• **What you need to do**:
Carry none of the pictures over; set down the material below exactly.

= = = = = = =

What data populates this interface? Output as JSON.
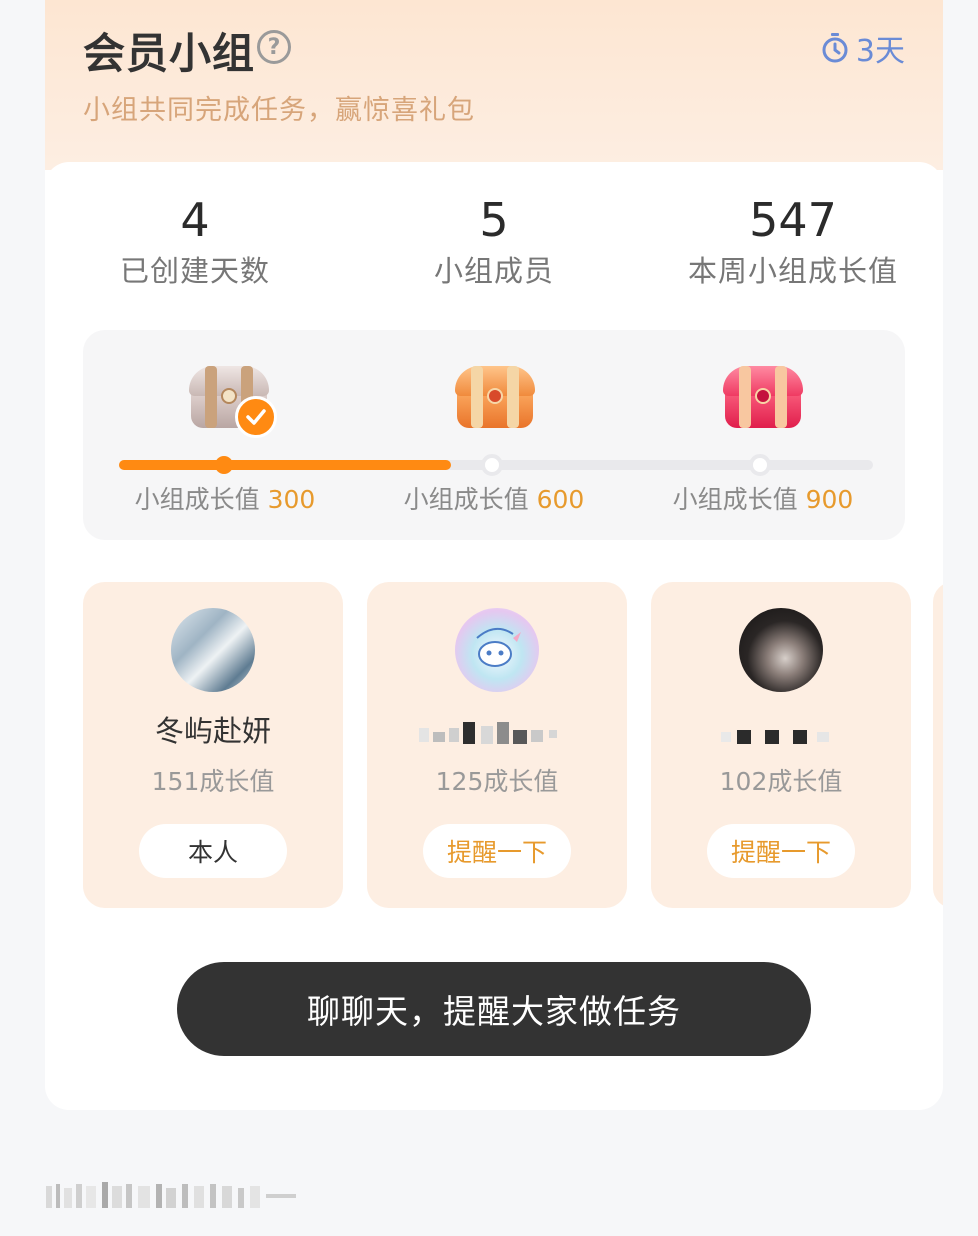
{
  "header": {
    "title": "会员小组",
    "help_icon": "question-circle-icon",
    "timer_icon": "timer-icon",
    "timer_text": "3天",
    "subtitle": "小组共同完成任务，赢惊喜礼包"
  },
  "stats": [
    {
      "value": "4",
      "label": "已创建天数"
    },
    {
      "value": "5",
      "label": "小组成员"
    },
    {
      "value": "547",
      "label": "本周小组成长值"
    }
  ],
  "progress": {
    "fill_fraction": 0.44,
    "milestones": [
      {
        "prefix": "小组成长值",
        "value": "300",
        "reached": true,
        "chest_color": "silver"
      },
      {
        "prefix": "小组成长值",
        "value": "600",
        "reached": false,
        "chest_color": "orange"
      },
      {
        "prefix": "小组成长值",
        "value": "900",
        "reached": false,
        "chest_color": "red"
      }
    ]
  },
  "members": [
    {
      "name": "冬屿赴妍",
      "score": "151成长值",
      "button": "本人",
      "button_type": "self",
      "avatar": "avatar-1"
    },
    {
      "name": "",
      "score": "125成长值",
      "button": "提醒一下",
      "button_type": "remind",
      "avatar": "avatar-2"
    },
    {
      "name": "",
      "score": "102成长值",
      "button": "提醒一下",
      "button_type": "remind",
      "avatar": "avatar-3"
    }
  ],
  "cta": {
    "label": "聊聊天，提醒大家做任务"
  },
  "colors": {
    "accent": "#ff8a12",
    "gold_text": "#e79a2d",
    "timer_blue": "#6a8bd6",
    "header_bg": "#fde6d2",
    "member_bg": "#fdeee2",
    "cta_bg": "#333333"
  }
}
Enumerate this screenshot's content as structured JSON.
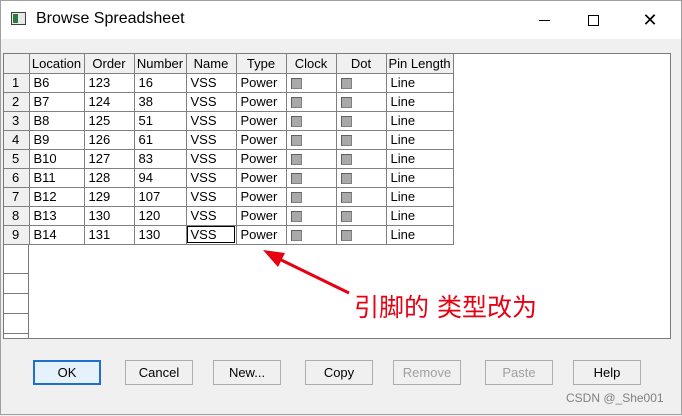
{
  "window": {
    "title": "Browse Spreadsheet"
  },
  "grid": {
    "columns": [
      "Location",
      "Order",
      "Number",
      "Name",
      "Type",
      "Clock",
      "Dot",
      "Pin Length"
    ],
    "rows": [
      {
        "n": "1",
        "location": "B6",
        "order": "123",
        "number": "16",
        "name": "VSS",
        "type": "Power",
        "pin_length": "Line"
      },
      {
        "n": "2",
        "location": "B7",
        "order": "124",
        "number": "38",
        "name": "VSS",
        "type": "Power",
        "pin_length": "Line"
      },
      {
        "n": "3",
        "location": "B8",
        "order": "125",
        "number": "51",
        "name": "VSS",
        "type": "Power",
        "pin_length": "Line"
      },
      {
        "n": "4",
        "location": "B9",
        "order": "126",
        "number": "61",
        "name": "VSS",
        "type": "Power",
        "pin_length": "Line"
      },
      {
        "n": "5",
        "location": "B10",
        "order": "127",
        "number": "83",
        "name": "VSS",
        "type": "Power",
        "pin_length": "Line"
      },
      {
        "n": "6",
        "location": "B11",
        "order": "128",
        "number": "94",
        "name": "VSS",
        "type": "Power",
        "pin_length": "Line"
      },
      {
        "n": "7",
        "location": "B12",
        "order": "129",
        "number": "107",
        "name": "VSS",
        "type": "Power",
        "pin_length": "Line"
      },
      {
        "n": "8",
        "location": "B13",
        "order": "130",
        "number": "120",
        "name": "VSS",
        "type": "Power",
        "pin_length": "Line"
      },
      {
        "n": "9",
        "location": "B14",
        "order": "131",
        "number": "130",
        "name": "VSS",
        "type": "Power",
        "pin_length": "Line"
      }
    ]
  },
  "annotation": {
    "text": "引脚的 类型改为",
    "color": "#e60012"
  },
  "buttons": {
    "ok": "OK",
    "cancel": "Cancel",
    "new": "New...",
    "copy": "Copy",
    "remove": "Remove",
    "paste": "Paste",
    "help": "Help"
  },
  "watermark": "CSDN @_She001"
}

= = = = = = =

• **Exercise output**:
What data populates this interface? Output as JSON.
{
  "header": {
    "title": "会员小组",
    "help_icon": "question-circle-icon",
    "timer_icon": "timer-icon",
    "timer_text": "3天",
    "subtitle": "小组共同完成任务，赢惊喜礼包"
  },
  "stats": [
    {
      "value": "4",
      "label": "已创建天数"
    },
    {
      "value": "5",
      "label": "小组成员"
    },
    {
      "value": "547",
      "label": "本周小组成长值"
    }
  ],
  "progress": {
    "fill_fraction": 0.44,
    "milestones": [
      {
        "prefix": "小组成长值",
        "value": "300",
        "reached": true,
        "chest_color": "silver"
      },
      {
        "prefix": "小组成长值",
        "value": "600",
        "reached": false,
        "chest_color": "orange"
      },
      {
        "prefix": "小组成长值",
        "value": "900",
        "reached": false,
        "chest_color": "red"
      }
    ]
  },
  "members": [
    {
      "name": "冬屿赴妍",
      "score": "151成长值",
      "button": "本人",
      "button_type": "self",
      "avatar": "avatar-1"
    },
    {
      "name": "",
      "score": "125成长值",
      "button": "提醒一下",
      "button_type": "remind",
      "avatar": "avatar-2"
    },
    {
      "name": "",
      "score": "102成长值",
      "button": "提醒一下",
      "button_type": "remind",
      "avatar": "avatar-3"
    }
  ],
  "cta": {
    "label": "聊聊天，提醒大家做任务"
  },
  "colors": {
    "accent": "#ff8a12",
    "gold_text": "#e79a2d",
    "timer_blue": "#6a8bd6",
    "header_bg": "#fde6d2",
    "member_bg": "#fdeee2",
    "cta_bg": "#333333"
  }
}
Enumerate this screenshot's content as structured JSON.
{
  "window": {
    "title": "Browse Spreadsheet"
  },
  "grid": {
    "columns": [
      "Location",
      "Order",
      "Number",
      "Name",
      "Type",
      "Clock",
      "Dot",
      "Pin Length"
    ],
    "rows": [
      {
        "n": "1",
        "location": "B6",
        "order": "123",
        "number": "16",
        "name": "VSS",
        "type": "Power",
        "pin_length": "Line"
      },
      {
        "n": "2",
        "location": "B7",
        "order": "124",
        "number": "38",
        "name": "VSS",
        "type": "Power",
        "pin_length": "Line"
      },
      {
        "n": "3",
        "location": "B8",
        "order": "125",
        "number": "51",
        "name": "VSS",
        "type": "Power",
        "pin_length": "Line"
      },
      {
        "n": "4",
        "location": "B9",
        "order": "126",
        "number": "61",
        "name": "VSS",
        "type": "Power",
        "pin_length": "Line"
      },
      {
        "n": "5",
        "location": "B10",
        "order": "127",
        "number": "83",
        "name": "VSS",
        "type": "Power",
        "pin_length": "Line"
      },
      {
        "n": "6",
        "location": "B11",
        "order": "128",
        "number": "94",
        "name": "VSS",
        "type": "Power",
        "pin_length": "Line"
      },
      {
        "n": "7",
        "location": "B12",
        "order": "129",
        "number": "107",
        "name": "VSS",
        "type": "Power",
        "pin_length": "Line"
      },
      {
        "n": "8",
        "location": "B13",
        "order": "130",
        "number": "120",
        "name": "VSS",
        "type": "Power",
        "pin_length": "Line"
      },
      {
        "n": "9",
        "location": "B14",
        "order": "131",
        "number": "130",
        "name": "VSS",
        "type": "Power",
        "pin_length": "Line"
      }
    ]
  },
  "annotation": {
    "text": "引脚的 类型改为",
    "color": "#e60012"
  },
  "buttons": {
    "ok": "OK",
    "cancel": "Cancel",
    "new": "New...",
    "copy": "Copy",
    "remove": "Remove",
    "paste": "Paste",
    "help": "Help"
  },
  "watermark": "CSDN @_She001"
}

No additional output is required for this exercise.